* **Task to carry out**
Look through the data below. Show each line where the string "business" occurs.

Figure dataset records
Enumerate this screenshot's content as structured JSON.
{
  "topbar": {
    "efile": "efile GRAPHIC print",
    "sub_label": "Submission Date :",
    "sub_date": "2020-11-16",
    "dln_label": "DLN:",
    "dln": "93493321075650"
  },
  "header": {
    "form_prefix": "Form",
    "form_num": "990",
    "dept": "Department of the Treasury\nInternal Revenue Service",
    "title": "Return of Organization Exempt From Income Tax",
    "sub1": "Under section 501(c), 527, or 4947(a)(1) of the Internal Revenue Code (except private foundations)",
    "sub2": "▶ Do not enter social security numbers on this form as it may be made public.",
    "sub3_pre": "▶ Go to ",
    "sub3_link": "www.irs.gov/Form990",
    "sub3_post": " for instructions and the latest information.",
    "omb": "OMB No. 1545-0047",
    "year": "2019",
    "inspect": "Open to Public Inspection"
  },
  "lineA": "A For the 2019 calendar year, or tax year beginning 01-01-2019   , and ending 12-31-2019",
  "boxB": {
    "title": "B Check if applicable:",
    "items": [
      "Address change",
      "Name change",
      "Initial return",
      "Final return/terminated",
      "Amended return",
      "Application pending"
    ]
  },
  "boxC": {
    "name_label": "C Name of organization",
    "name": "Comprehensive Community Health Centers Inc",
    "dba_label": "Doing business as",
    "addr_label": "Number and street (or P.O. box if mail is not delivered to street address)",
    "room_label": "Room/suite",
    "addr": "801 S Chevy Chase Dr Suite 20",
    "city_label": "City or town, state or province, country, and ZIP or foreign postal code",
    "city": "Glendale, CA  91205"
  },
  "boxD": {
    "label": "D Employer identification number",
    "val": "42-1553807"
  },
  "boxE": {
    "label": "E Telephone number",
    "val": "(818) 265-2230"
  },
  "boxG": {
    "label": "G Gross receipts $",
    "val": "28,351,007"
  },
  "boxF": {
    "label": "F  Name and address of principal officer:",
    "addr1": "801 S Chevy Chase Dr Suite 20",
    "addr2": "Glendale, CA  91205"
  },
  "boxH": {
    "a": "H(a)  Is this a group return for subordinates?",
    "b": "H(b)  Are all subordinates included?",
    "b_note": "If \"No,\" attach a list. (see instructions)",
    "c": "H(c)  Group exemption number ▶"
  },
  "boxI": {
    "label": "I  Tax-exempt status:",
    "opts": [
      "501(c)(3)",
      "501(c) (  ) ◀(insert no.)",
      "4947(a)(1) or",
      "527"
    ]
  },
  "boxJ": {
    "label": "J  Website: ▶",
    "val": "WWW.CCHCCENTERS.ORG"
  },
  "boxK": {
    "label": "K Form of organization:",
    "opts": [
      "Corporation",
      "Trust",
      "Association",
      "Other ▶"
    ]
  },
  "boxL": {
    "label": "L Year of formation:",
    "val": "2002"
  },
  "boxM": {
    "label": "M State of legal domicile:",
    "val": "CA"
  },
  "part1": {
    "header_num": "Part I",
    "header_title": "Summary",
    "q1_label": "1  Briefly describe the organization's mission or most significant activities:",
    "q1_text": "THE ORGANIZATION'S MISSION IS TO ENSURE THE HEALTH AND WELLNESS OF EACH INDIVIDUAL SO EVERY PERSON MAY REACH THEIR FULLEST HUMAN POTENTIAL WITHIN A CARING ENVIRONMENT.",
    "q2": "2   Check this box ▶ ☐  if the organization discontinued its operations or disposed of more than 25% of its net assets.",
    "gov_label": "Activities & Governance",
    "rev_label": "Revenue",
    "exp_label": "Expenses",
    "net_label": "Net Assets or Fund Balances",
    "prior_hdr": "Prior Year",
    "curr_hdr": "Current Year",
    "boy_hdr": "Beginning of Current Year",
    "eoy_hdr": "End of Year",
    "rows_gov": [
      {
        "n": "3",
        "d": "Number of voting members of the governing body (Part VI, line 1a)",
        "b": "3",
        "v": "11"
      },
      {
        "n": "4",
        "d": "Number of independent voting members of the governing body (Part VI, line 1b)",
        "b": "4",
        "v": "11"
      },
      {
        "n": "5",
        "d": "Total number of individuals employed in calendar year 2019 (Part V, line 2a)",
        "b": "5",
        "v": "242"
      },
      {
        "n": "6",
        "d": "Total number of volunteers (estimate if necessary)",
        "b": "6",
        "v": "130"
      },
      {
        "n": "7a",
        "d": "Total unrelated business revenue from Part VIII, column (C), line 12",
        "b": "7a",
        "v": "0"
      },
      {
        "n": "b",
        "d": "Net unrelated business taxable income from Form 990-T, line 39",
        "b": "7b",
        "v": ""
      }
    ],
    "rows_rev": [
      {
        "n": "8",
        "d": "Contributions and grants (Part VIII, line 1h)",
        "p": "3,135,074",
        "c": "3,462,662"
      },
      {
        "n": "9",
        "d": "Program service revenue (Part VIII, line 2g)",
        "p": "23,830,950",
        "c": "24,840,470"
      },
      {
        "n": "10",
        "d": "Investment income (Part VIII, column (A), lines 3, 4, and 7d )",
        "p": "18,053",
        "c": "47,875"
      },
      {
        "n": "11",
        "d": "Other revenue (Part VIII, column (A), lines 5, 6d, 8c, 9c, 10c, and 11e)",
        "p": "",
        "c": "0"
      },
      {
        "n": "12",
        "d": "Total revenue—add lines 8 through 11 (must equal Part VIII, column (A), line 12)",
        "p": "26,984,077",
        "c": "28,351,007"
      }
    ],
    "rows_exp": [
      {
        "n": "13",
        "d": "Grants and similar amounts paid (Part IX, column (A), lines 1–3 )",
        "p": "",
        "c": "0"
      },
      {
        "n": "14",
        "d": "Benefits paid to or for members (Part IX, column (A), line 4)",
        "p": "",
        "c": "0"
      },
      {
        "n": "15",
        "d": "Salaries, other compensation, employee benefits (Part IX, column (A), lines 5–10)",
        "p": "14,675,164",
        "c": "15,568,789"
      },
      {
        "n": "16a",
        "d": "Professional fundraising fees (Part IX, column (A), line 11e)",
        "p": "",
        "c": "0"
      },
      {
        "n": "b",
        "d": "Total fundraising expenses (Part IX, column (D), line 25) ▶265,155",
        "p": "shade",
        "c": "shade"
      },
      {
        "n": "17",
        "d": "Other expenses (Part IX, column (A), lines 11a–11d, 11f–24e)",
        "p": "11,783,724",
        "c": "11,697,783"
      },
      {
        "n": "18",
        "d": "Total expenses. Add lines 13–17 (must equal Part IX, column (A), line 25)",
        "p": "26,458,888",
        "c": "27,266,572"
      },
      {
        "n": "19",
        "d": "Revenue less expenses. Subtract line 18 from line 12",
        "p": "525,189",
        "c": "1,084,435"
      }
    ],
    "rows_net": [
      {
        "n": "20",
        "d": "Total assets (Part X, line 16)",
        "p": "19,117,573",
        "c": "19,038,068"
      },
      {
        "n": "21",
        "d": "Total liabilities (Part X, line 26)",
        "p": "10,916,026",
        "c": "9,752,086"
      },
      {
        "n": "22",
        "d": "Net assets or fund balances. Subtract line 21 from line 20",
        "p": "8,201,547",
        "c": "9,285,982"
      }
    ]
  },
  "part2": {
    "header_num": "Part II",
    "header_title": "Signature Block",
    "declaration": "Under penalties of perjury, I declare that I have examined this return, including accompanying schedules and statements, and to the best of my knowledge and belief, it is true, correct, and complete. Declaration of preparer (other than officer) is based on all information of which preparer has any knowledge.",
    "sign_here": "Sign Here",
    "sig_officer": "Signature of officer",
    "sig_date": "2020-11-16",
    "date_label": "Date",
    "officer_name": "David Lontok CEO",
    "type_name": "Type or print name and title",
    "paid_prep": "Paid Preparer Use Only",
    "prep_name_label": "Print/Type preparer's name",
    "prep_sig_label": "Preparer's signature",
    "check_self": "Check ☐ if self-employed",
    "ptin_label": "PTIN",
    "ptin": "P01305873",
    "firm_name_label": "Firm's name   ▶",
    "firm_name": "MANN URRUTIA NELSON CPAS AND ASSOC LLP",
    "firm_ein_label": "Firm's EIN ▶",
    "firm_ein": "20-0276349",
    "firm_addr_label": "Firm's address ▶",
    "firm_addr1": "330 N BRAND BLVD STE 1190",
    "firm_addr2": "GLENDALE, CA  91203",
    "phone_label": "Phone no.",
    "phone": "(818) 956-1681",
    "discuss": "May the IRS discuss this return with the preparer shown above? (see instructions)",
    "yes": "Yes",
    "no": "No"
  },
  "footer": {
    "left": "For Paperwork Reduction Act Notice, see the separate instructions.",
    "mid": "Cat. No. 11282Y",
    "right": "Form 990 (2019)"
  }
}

* **Solved problem**
    "dba_label": "Doing business as",
        "d": "Total unrelated business revenue from Part VIII, column (C), line 12",
        "d": "Net unrelated business taxable income from Form 990-T, line 39",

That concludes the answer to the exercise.